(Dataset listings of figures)
#####
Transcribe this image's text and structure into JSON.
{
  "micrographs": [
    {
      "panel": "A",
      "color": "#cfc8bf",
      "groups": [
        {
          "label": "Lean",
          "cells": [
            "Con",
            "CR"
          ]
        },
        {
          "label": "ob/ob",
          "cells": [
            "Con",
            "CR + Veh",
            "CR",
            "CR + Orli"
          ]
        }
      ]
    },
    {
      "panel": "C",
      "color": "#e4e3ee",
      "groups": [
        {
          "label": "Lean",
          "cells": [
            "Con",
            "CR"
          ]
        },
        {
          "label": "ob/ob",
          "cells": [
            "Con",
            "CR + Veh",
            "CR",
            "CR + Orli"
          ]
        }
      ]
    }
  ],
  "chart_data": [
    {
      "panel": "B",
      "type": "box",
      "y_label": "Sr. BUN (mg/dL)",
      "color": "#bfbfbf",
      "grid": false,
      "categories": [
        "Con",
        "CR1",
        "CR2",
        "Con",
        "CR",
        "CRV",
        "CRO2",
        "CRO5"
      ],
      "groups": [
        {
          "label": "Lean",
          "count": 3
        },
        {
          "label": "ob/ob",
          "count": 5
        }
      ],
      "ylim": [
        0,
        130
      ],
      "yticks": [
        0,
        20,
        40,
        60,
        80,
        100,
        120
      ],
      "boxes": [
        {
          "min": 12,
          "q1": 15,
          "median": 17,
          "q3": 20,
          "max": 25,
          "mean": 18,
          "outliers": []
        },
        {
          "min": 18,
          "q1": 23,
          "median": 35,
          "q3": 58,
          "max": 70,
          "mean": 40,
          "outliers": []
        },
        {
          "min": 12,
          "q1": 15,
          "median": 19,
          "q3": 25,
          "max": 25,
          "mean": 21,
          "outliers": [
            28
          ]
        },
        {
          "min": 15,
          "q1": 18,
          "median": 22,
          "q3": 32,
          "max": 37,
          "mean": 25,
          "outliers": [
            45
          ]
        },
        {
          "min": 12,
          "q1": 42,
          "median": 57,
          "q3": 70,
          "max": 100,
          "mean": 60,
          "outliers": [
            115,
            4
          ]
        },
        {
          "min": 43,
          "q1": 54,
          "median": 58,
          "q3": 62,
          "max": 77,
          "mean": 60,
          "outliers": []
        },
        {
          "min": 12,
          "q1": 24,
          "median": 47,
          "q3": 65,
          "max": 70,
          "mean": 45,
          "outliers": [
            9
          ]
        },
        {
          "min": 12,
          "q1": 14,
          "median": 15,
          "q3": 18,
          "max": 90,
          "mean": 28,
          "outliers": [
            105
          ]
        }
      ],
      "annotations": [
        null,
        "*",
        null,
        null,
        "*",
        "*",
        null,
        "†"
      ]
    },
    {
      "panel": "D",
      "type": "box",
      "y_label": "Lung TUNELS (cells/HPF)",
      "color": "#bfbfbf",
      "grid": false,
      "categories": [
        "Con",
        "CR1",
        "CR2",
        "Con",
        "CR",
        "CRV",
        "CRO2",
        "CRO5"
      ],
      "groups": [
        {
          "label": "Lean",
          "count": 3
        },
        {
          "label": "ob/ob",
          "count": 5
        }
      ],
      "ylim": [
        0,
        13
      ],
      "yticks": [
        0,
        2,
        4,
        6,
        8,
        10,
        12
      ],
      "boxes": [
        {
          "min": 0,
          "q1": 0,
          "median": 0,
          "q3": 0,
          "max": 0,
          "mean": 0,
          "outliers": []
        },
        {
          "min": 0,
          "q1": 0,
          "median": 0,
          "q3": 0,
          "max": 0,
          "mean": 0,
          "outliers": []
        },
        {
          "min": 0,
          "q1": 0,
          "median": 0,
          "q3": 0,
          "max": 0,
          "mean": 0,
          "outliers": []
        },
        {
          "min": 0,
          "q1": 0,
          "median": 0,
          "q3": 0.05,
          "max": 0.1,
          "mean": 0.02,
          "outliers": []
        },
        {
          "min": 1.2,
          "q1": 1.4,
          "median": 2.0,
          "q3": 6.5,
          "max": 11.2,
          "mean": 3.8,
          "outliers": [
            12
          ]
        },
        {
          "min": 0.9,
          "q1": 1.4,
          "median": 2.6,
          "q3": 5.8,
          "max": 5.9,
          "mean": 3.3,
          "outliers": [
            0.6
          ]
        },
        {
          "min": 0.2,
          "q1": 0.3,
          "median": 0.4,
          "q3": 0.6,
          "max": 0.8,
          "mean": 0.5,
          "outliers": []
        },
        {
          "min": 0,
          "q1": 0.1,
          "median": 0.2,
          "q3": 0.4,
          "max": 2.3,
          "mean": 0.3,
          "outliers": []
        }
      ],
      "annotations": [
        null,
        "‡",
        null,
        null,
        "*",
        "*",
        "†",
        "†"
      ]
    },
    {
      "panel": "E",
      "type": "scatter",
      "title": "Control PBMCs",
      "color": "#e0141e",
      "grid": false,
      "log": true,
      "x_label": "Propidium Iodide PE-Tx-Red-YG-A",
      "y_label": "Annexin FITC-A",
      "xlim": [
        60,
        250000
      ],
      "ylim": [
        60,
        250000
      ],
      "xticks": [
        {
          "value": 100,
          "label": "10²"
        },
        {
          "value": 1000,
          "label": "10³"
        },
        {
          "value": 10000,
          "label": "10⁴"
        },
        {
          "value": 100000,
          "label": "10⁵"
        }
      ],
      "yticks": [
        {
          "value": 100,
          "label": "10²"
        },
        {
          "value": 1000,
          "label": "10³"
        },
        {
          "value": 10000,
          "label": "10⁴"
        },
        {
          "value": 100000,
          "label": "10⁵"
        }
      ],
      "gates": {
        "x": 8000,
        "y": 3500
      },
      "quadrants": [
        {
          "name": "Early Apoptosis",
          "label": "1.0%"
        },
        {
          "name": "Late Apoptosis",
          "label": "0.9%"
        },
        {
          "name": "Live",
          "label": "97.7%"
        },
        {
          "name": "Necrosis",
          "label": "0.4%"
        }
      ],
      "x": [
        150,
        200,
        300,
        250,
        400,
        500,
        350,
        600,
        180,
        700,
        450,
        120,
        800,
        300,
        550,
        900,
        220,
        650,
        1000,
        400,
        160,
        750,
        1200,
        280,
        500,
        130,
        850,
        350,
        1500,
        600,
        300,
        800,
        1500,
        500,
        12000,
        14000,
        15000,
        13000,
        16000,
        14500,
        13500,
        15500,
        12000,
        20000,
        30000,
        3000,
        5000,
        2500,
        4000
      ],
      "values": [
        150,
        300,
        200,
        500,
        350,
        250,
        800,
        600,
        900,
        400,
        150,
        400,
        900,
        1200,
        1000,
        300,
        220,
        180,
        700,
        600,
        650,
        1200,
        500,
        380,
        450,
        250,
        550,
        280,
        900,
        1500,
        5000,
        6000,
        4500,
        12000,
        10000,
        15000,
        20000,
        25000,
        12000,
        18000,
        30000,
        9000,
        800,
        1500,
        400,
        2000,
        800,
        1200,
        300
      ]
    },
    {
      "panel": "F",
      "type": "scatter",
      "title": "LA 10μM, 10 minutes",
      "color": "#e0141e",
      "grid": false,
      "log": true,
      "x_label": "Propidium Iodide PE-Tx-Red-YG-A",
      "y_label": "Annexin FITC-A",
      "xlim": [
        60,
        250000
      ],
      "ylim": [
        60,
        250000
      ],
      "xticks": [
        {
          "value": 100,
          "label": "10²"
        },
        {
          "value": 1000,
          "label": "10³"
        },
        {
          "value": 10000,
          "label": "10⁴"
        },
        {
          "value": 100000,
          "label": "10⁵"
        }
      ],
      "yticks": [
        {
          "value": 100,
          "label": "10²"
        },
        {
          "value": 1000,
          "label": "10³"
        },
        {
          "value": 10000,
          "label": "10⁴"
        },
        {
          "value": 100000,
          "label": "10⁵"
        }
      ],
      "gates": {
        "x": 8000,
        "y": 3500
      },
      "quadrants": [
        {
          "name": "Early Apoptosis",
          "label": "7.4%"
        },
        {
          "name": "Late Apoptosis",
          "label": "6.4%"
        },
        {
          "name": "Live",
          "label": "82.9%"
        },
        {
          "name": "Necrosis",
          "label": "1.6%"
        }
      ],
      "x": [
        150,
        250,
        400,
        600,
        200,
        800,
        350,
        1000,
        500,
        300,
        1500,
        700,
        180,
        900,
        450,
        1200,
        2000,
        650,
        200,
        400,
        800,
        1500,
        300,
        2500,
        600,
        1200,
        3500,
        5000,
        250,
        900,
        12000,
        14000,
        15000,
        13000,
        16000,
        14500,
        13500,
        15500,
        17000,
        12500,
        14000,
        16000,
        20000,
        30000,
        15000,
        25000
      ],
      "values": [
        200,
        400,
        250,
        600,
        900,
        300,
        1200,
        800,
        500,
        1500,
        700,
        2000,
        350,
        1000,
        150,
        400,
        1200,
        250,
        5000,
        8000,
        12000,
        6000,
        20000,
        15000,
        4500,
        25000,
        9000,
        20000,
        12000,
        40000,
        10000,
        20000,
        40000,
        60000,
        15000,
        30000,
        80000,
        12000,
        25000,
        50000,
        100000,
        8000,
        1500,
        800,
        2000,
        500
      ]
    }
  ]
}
#####
Required work: Locate the word "title" in the records and collect each line it appears in.

Expected output:
      "title": "Control PBMCs",
      "title": "LA 10μM, 10 minutes",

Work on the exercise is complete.